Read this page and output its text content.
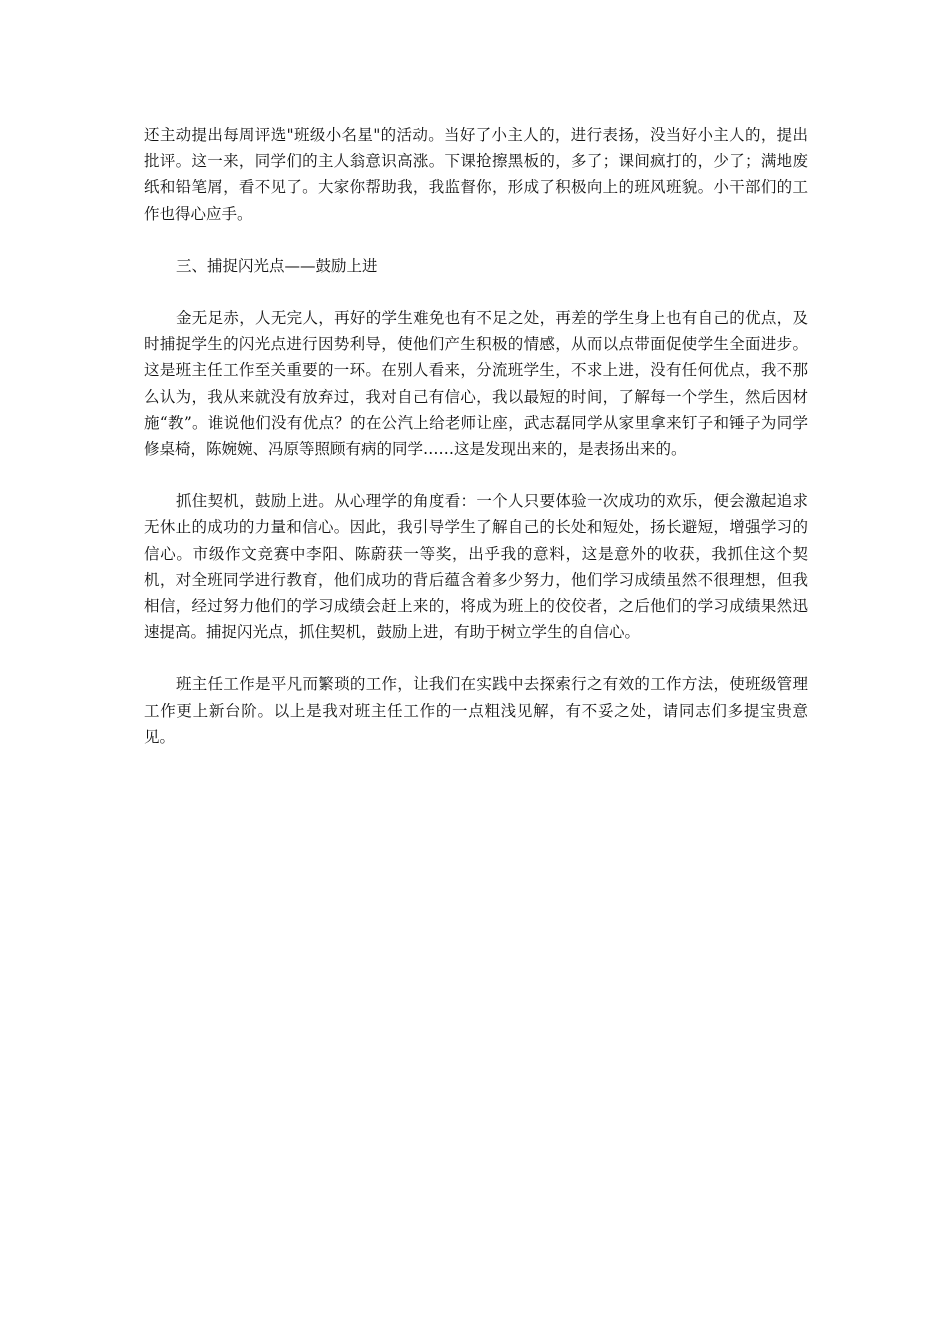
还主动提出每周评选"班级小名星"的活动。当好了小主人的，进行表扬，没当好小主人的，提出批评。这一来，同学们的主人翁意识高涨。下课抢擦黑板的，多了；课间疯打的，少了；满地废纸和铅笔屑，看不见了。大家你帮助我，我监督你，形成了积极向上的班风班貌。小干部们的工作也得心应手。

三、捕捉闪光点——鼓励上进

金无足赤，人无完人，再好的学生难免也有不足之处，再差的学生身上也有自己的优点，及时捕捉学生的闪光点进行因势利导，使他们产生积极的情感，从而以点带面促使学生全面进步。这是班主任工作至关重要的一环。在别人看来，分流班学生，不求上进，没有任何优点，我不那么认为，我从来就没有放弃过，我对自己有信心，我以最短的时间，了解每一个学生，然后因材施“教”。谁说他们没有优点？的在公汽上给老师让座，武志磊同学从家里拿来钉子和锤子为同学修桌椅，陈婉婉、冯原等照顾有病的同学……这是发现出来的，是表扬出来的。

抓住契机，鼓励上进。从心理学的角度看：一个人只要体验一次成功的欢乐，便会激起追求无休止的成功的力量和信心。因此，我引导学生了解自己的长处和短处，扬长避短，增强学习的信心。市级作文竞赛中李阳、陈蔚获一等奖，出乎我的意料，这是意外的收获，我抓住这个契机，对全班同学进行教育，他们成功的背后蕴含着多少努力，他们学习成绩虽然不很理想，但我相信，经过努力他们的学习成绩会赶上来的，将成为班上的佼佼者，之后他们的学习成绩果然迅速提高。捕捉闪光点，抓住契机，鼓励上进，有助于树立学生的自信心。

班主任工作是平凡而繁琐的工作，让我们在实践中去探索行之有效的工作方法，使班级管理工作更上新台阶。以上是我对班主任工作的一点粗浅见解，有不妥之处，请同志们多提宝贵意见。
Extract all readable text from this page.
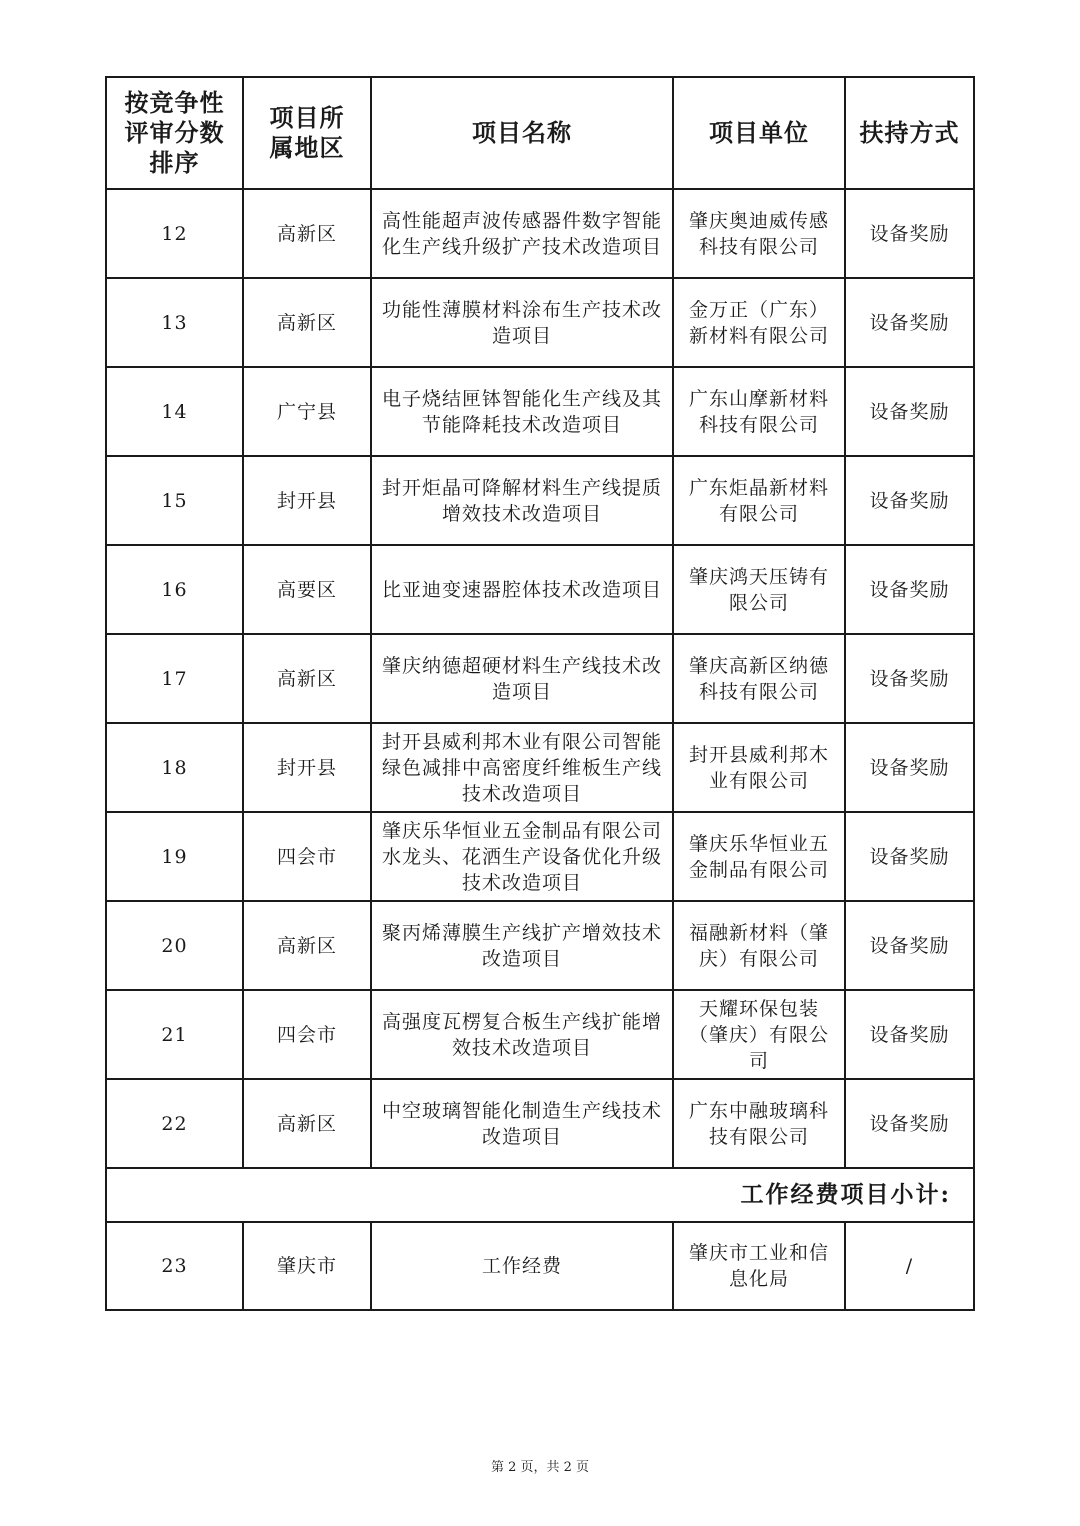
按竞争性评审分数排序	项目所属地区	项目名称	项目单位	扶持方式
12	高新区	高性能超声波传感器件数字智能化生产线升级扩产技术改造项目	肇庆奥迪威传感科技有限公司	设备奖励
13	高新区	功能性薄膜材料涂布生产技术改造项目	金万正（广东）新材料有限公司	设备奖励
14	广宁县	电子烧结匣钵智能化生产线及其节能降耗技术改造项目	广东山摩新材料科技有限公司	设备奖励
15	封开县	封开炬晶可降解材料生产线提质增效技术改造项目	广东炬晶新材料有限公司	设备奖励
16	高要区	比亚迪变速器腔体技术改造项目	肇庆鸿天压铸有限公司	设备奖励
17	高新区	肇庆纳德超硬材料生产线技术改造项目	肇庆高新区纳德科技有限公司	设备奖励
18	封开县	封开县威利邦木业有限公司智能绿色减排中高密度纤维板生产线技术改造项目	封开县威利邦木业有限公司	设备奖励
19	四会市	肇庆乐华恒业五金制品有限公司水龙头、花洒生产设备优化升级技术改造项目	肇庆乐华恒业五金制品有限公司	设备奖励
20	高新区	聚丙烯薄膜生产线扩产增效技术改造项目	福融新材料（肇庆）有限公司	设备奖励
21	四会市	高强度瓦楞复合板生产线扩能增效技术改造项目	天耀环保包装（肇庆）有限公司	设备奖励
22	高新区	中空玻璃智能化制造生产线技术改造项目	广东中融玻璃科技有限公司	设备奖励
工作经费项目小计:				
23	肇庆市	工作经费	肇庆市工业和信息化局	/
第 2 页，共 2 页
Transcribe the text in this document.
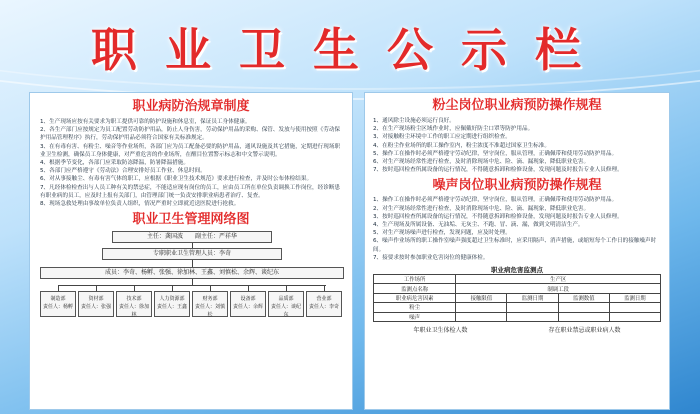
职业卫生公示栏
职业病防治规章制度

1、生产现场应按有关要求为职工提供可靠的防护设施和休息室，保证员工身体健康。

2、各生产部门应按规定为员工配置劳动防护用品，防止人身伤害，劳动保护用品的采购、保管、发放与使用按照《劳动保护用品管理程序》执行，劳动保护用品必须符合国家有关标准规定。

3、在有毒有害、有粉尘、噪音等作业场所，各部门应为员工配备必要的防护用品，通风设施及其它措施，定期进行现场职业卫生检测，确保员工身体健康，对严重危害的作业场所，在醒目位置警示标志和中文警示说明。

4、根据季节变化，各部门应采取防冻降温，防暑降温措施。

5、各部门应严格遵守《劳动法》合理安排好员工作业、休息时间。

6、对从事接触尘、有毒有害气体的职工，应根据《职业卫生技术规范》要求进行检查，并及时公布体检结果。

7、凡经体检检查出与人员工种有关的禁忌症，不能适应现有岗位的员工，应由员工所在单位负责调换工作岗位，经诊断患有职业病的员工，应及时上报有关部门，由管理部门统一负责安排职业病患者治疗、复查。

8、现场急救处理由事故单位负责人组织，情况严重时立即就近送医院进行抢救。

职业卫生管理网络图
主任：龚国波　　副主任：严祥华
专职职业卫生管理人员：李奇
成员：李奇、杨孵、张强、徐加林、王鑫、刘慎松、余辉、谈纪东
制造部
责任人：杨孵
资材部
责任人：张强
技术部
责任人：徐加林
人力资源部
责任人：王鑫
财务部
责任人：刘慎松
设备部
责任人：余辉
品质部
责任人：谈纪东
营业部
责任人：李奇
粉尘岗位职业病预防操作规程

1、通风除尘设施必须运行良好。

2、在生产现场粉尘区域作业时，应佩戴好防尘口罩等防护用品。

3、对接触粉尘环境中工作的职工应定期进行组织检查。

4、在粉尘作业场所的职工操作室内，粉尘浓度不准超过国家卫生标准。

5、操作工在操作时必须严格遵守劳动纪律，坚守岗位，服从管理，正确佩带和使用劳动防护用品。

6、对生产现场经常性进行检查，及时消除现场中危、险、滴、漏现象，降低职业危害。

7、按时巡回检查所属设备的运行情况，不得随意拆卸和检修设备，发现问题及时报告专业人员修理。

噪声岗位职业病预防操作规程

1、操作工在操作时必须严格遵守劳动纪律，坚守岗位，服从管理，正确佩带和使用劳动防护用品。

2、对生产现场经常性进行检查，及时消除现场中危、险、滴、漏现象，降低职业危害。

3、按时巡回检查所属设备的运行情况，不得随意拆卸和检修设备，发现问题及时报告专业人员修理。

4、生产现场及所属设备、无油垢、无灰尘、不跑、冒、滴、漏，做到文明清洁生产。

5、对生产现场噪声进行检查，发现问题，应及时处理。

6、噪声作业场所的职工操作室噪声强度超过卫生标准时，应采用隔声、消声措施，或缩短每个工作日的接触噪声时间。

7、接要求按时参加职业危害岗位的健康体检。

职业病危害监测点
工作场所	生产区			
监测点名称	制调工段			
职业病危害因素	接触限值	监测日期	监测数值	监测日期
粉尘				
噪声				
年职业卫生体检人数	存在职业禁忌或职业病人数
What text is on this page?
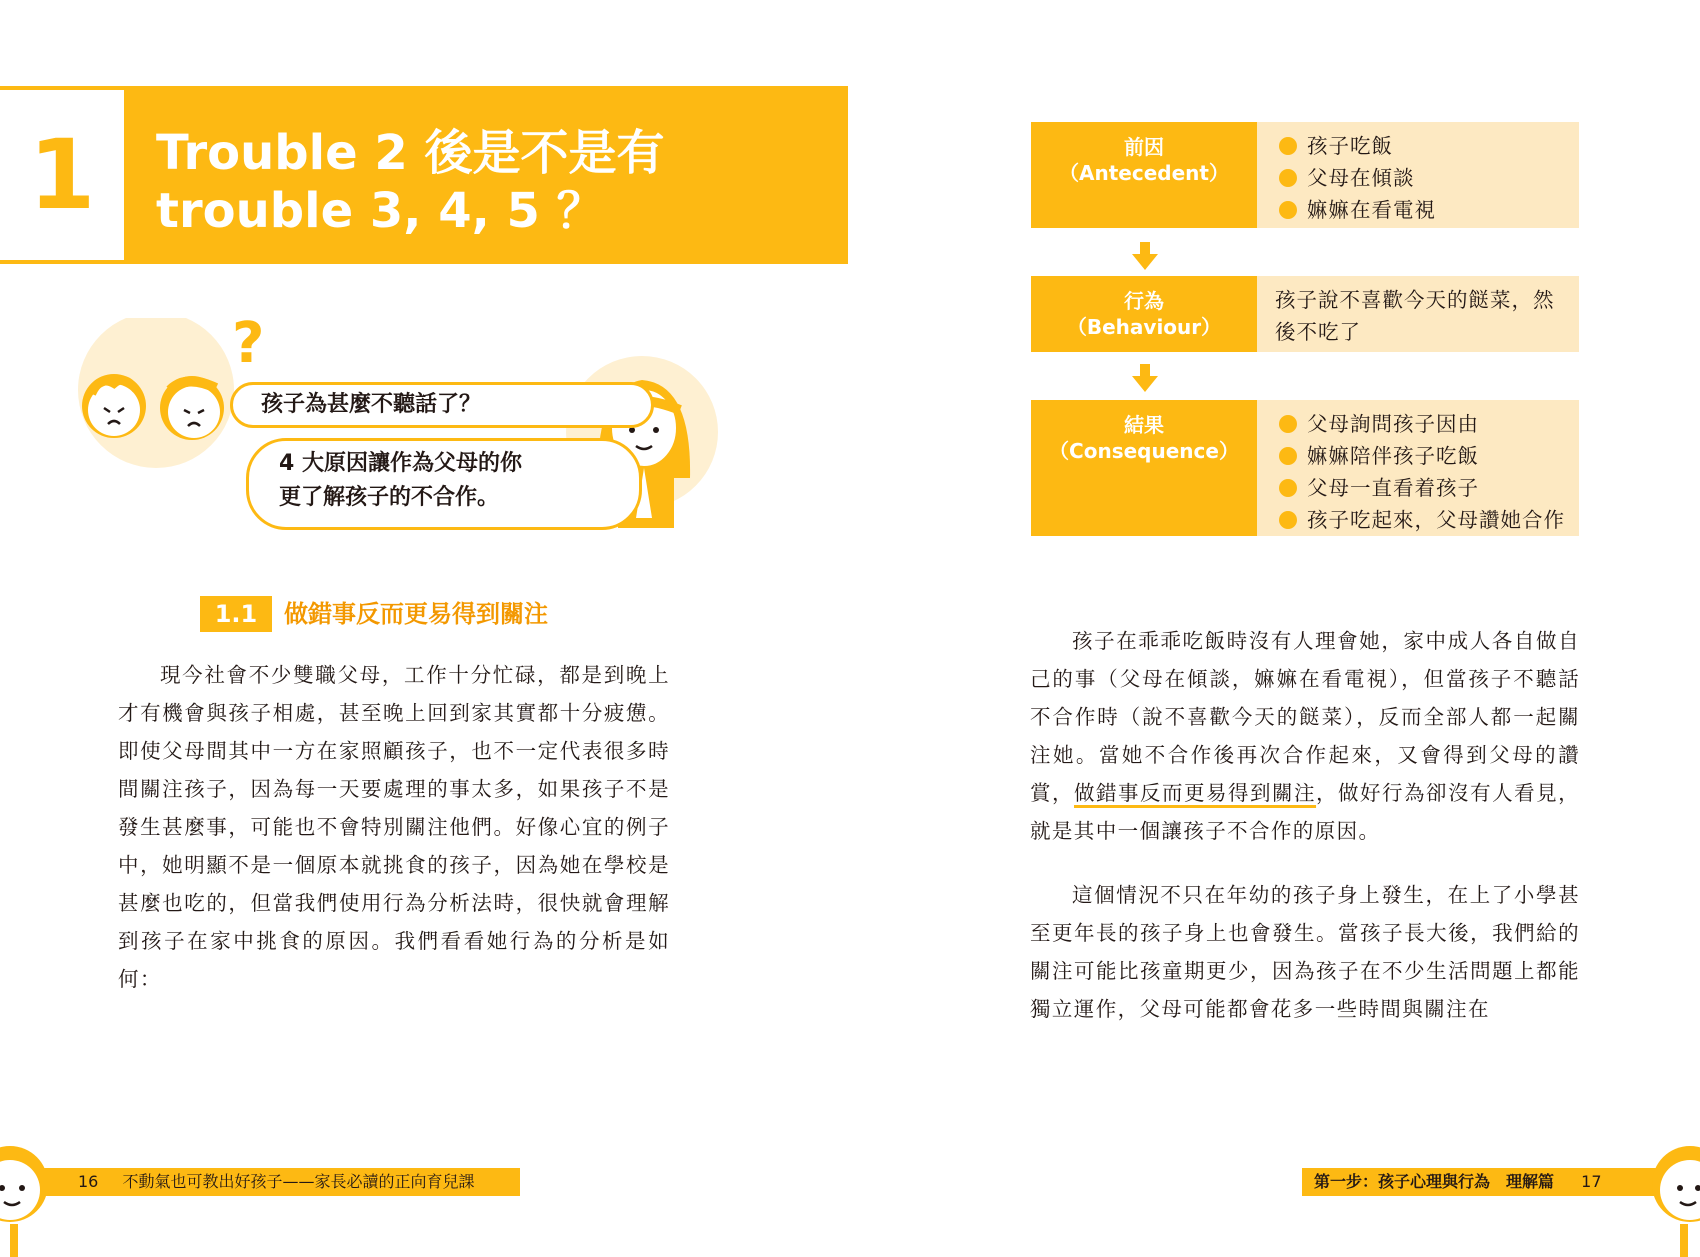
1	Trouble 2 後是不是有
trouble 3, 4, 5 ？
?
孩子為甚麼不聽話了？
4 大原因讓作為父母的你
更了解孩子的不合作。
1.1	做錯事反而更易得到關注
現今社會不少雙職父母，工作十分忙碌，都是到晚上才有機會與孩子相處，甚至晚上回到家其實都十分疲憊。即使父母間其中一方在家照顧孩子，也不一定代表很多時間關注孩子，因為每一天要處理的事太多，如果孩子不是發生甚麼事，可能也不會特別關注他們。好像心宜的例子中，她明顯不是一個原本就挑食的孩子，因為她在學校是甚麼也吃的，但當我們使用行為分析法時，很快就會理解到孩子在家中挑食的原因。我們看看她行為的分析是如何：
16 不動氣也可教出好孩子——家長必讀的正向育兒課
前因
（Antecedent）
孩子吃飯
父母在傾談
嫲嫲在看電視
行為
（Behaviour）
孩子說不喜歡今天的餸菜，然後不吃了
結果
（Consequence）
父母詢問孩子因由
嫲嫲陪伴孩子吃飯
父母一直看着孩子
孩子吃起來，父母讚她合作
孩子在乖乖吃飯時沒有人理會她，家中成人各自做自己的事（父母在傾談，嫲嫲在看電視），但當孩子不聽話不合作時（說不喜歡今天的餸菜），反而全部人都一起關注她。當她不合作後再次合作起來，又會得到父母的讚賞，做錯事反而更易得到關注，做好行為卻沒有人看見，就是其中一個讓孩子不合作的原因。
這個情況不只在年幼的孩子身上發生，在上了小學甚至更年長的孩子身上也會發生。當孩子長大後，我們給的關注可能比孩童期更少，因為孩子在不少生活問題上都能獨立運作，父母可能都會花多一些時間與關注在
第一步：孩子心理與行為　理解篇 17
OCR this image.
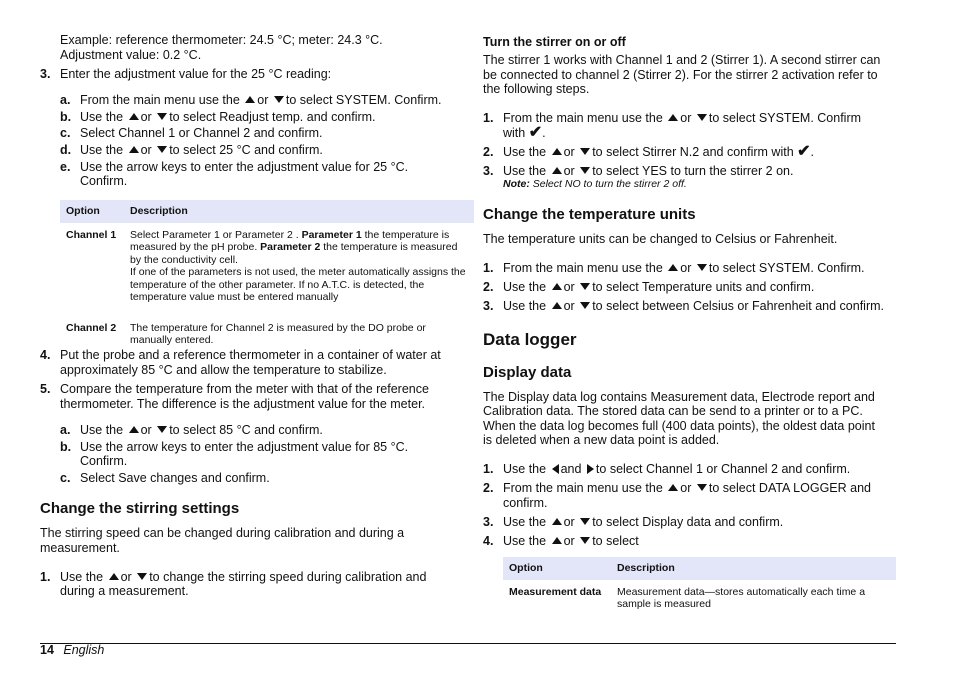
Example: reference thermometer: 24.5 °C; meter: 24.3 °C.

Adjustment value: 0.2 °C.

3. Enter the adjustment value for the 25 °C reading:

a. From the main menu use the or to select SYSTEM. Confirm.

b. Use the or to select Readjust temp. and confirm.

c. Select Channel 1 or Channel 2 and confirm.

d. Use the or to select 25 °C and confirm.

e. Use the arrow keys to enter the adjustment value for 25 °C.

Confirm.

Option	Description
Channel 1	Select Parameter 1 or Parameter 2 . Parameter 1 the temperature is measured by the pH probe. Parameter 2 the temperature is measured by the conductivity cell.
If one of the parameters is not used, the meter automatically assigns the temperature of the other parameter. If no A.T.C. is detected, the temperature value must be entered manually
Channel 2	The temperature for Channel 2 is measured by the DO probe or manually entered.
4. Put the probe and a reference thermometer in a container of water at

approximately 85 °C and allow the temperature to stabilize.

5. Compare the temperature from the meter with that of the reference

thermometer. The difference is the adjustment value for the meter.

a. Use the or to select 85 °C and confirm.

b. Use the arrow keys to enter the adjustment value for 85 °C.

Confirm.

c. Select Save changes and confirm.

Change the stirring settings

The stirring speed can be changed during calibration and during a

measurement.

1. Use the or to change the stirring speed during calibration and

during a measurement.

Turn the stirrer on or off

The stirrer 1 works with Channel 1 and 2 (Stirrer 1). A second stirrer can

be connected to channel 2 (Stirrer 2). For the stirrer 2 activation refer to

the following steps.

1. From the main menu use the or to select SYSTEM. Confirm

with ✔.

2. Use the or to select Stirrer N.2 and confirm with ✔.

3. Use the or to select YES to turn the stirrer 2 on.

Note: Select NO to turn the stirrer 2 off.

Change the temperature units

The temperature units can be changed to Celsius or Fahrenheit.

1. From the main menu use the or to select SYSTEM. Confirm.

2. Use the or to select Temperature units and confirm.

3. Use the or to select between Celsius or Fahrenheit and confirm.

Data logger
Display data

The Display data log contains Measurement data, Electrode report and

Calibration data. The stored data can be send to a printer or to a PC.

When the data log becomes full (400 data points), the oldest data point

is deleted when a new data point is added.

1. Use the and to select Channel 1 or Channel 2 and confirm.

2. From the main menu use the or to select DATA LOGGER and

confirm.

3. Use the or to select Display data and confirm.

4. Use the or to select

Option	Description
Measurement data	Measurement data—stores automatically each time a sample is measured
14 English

◇ ◇ ◇ ◇ ◇

Pull out each line containing the word "manually" and copy it.

§ Exercise output:
If one of the parameters is not used, the meter automatically assigns the temperature of the other parameter. If no A.T.C. is detected, the temperature value must be entered manually
Channel 2	The temperature for Channel 2 is measured by the DO probe or manually entered.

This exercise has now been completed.